*Problem statement*:
Below is a listing to transcribe in full and exactly; keep the pictures out.

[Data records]
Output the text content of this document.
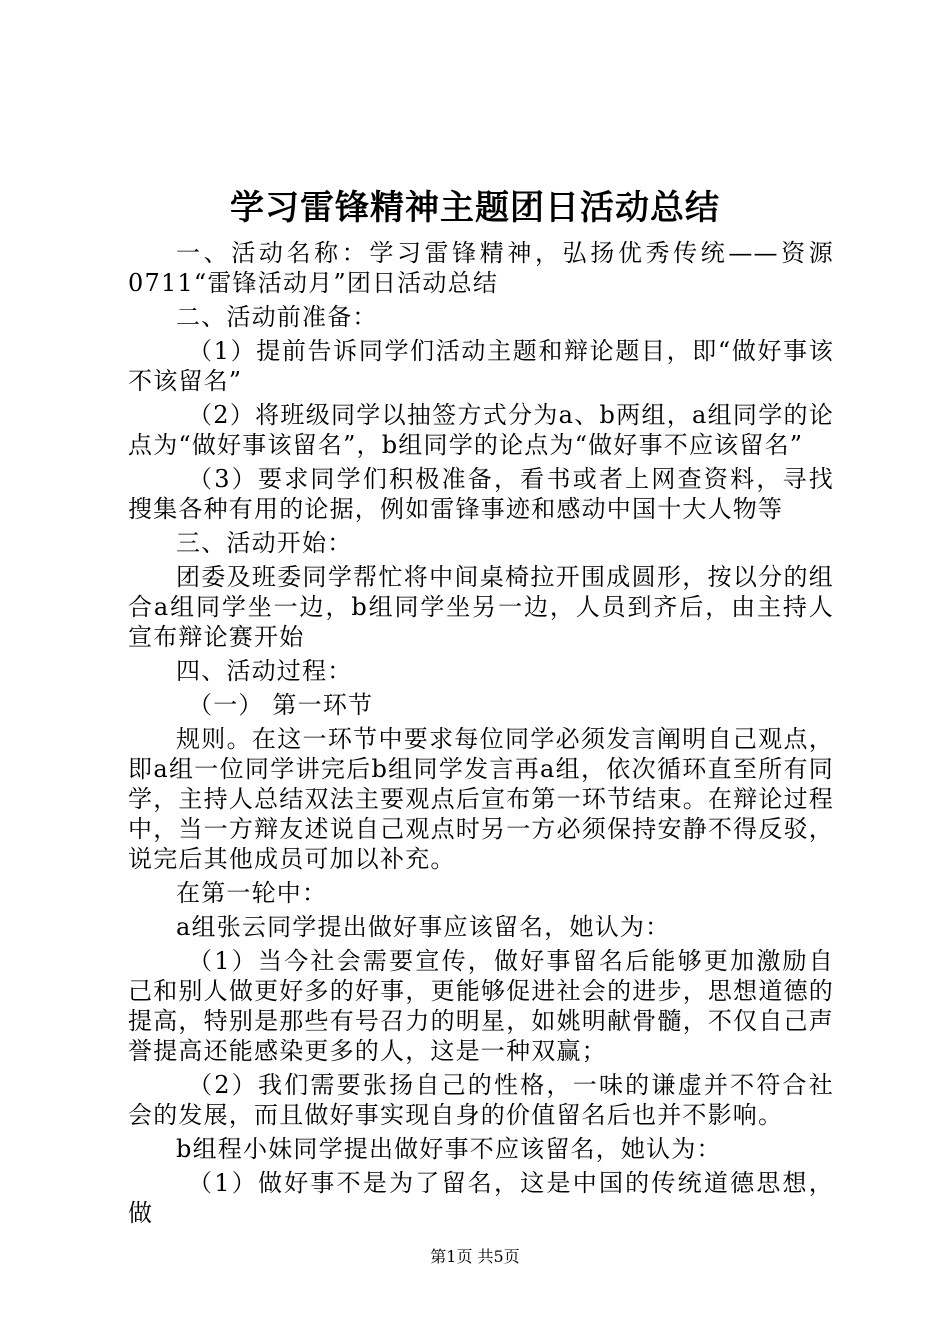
学习雷锋精神主题团日活动总结

一、活动名称：学习雷锋精神，弘扬优秀传统——资源0711“雷锋活动月”团日活动总结

二、活动前准备：

（1）提前告诉同学们活动主题和辩论题目，即“做好事该不该留名”

（2）将班级同学以抽签方式分为a、b两组，a组同学的论点为“做好事该留名”，b组同学的论点为“做好事不应该留名”

（3）要求同学们积极准备，看书或者上网查资料，寻找搜集各种有用的论据，例如雷锋事迹和感动中国十大人物等

三、活动开始：

团委及班委同学帮忙将中间桌椅拉开围成圆形，按以分的组合a组同学坐一边，b组同学坐另一边，人员到齐后，由主持人宣布辩论赛开始

四、活动过程：

（一） 第一环节

规则。在这一环节中要求每位同学必须发言阐明自己观点，即a组一位同学讲完后b组同学发言再a组，依次循环直至所有同学，主持人总结双法主要观点后宣布第一环节结束。在辩论过程中，当一方辩友述说自己观点时另一方必须保持安静不得反驳，说完后其他成员可加以补充。

在第一轮中：

a组张云同学提出做好事应该留名，她认为：

（1）当今社会需要宣传，做好事留名后能够更加激励自己和别人做更好多的好事，更能够促进社会的进步，思想道德的提高，特别是那些有号召力的明星，如姚明献骨髓，不仅自己声誉提高还能感染更多的人，这是一种双赢；

（2）我们需要张扬自己的性格，一味的谦虚并不符合社会的发展，而且做好事实现自身的价值留名后也并不影响。

b组程小妹同学提出做好事不应该留名，她认为：

（1）做好事不是为了留名，这是中国的传统道德思想，做

第1页 共5页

*Task output*:
Output the text content of this document.
学习雷锋精神主题团日活动总结

一、活动名称：学习雷锋精神，弘扬优秀传统——资源0711“雷锋活动月”团日活动总结

二、活动前准备：

（1）提前告诉同学们活动主题和辩论题目，即“做好事该不该留名”

（2）将班级同学以抽签方式分为a、b两组，a组同学的论点为“做好事该留名”，b组同学的论点为“做好事不应该留名”

（3）要求同学们积极准备，看书或者上网查资料，寻找搜集各种有用的论据，例如雷锋事迹和感动中国十大人物等

三、活动开始：

团委及班委同学帮忙将中间桌椅拉开围成圆形，按以分的组合a组同学坐一边，b组同学坐另一边，人员到齐后，由主持人宣布辩论赛开始

四、活动过程：

（一） 第一环节

规则。在这一环节中要求每位同学必须发言阐明自己观点，即a组一位同学讲完后b组同学发言再a组，依次循环直至所有同学，主持人总结双法主要观点后宣布第一环节结束。在辩论过程中，当一方辩友述说自己观点时另一方必须保持安静不得反驳，说完后其他成员可加以补充。

在第一轮中：

a组张云同学提出做好事应该留名，她认为：

（1）当今社会需要宣传，做好事留名后能够更加激励自己和别人做更好多的好事，更能够促进社会的进步，思想道德的提高，特别是那些有号召力的明星，如姚明献骨髓，不仅自己声誉提高还能感染更多的人，这是一种双赢；

（2）我们需要张扬自己的性格，一味的谦虚并不符合社会的发展，而且做好事实现自身的价值留名后也并不影响。

b组程小妹同学提出做好事不应该留名，她认为：

（1）做好事不是为了留名，这是中国的传统道德思想，做

第1页 共5页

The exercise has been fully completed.